Each line that includes "text" counts once; give the total and nothing besides.

· · · · ·

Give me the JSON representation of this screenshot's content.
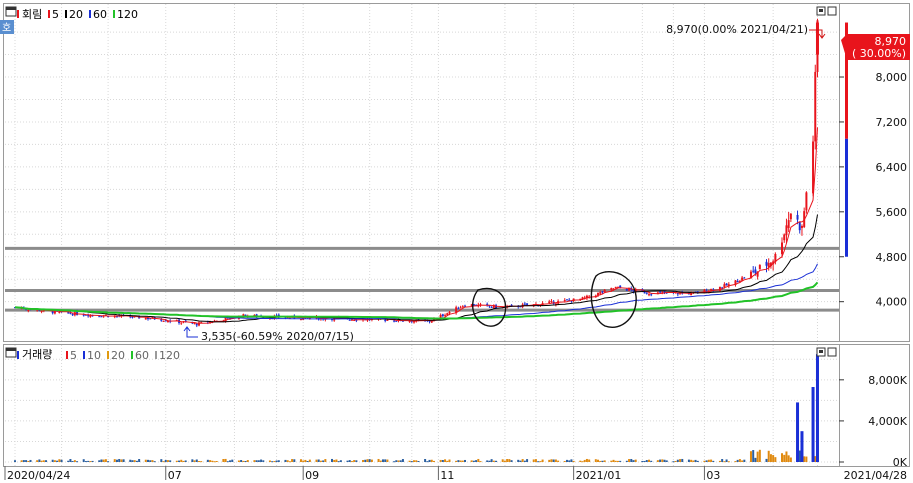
{
  "price_panel": {
    "title": "회림",
    "legend": [
      {
        "label": "5",
        "color": "#e8141c"
      },
      {
        "label": "20",
        "color": "#000000"
      },
      {
        "label": "60",
        "color": "#1a2fd6"
      },
      {
        "label": "120",
        "color": "#22c228"
      }
    ],
    "side_button": "호",
    "current_price_label": "8,970",
    "current_change_label": "( 30.00%)",
    "high_annotation": "8,970(0.00% 2021/04/21)",
    "low_annotation": "3,535(-60.59% 2020/07/15)"
  },
  "volume_panel": {
    "title": "거래량",
    "legend": [
      {
        "label": "5",
        "color": "#e8141c"
      },
      {
        "label": "10",
        "color": "#1a2fd6"
      },
      {
        "label": "20",
        "color": "#e09a10"
      },
      {
        "label": "60",
        "color": "#22c228"
      },
      {
        "label": "120",
        "color": "#9a9a9a"
      }
    ]
  },
  "x_axis_labels": [
    "2020/04/24",
    "07",
    "09",
    "11",
    "2021/01",
    "03",
    "2021/04/28"
  ],
  "colors": {
    "up": "#e8141c",
    "down": "#1a2fd6",
    "grid": "#d8d8d8",
    "hline": "#8c8c8c"
  },
  "chart_data": [
    {
      "type": "candlestick",
      "title": "회림",
      "x_start": "2020/04/24",
      "x_end": "2021/04/28",
      "ylim": [
        3300,
        9300
      ],
      "y_ticks": [
        4000,
        4800,
        5600,
        6400,
        7200,
        8000
      ],
      "y_tick_labels": [
        "4,000",
        "4,800",
        "5,600",
        "6,400",
        "7,200",
        "8,000"
      ],
      "close_series": {
        "dates": [
          "2020/04/24",
          "2020/05/15",
          "2020/06/05",
          "2020/06/26",
          "2020/07/15",
          "2020/08/05",
          "2020/08/26",
          "2020/09/16",
          "2020/10/07",
          "2020/10/28",
          "2020/11/13",
          "2020/11/30",
          "2020/12/15",
          "2021/01/05",
          "2021/01/20",
          "2021/02/05",
          "2021/02/25",
          "2021/03/12",
          "2021/03/25",
          "2021/04/02",
          "2021/04/09",
          "2021/04/14",
          "2021/04/19",
          "2021/04/21"
        ],
        "values": [
          3900,
          3800,
          3750,
          3700,
          3600,
          3750,
          3720,
          3700,
          3680,
          3650,
          3950,
          3900,
          3950,
          4050,
          4250,
          4150,
          4150,
          4300,
          4550,
          4800,
          5600,
          5300,
          6900,
          8970
        ]
      },
      "moving_averages": [
        {
          "name": "5",
          "color": "#e8141c"
        },
        {
          "name": "20",
          "color": "#000000"
        },
        {
          "name": "60",
          "color": "#1a2fd6"
        },
        {
          "name": "120",
          "color": "#22c228"
        }
      ],
      "horizontal_lines": [
        4950,
        4200,
        3850
      ],
      "annotations": [
        {
          "text": "8,970(0.00% 2021/04/21)",
          "date": "2021/04/21",
          "value": 8970
        },
        {
          "text": "3,535(-60.59% 2020/07/15)",
          "date": "2020/07/15",
          "value": 3535
        }
      ],
      "last_price": 8970,
      "last_change_pct": 30.0,
      "grid": true
    },
    {
      "type": "bar",
      "title": "거래량",
      "ylim": [
        0,
        11000000
      ],
      "y_ticks": [
        0,
        4000000,
        8000000
      ],
      "y_tick_labels": [
        "0K",
        "4,000K",
        "8,000K"
      ],
      "spikes": [
        {
          "date": "2021/04/12",
          "value": 5800000
        },
        {
          "date": "2021/04/14",
          "value": 3000000
        },
        {
          "date": "2021/04/19",
          "value": 7300000
        },
        {
          "date": "2021/04/21",
          "value": 10500000
        }
      ],
      "baseline_volume": 150000,
      "grid": true
    }
  ]
}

· · · · ·

§ PROBLEM SOLUTION
2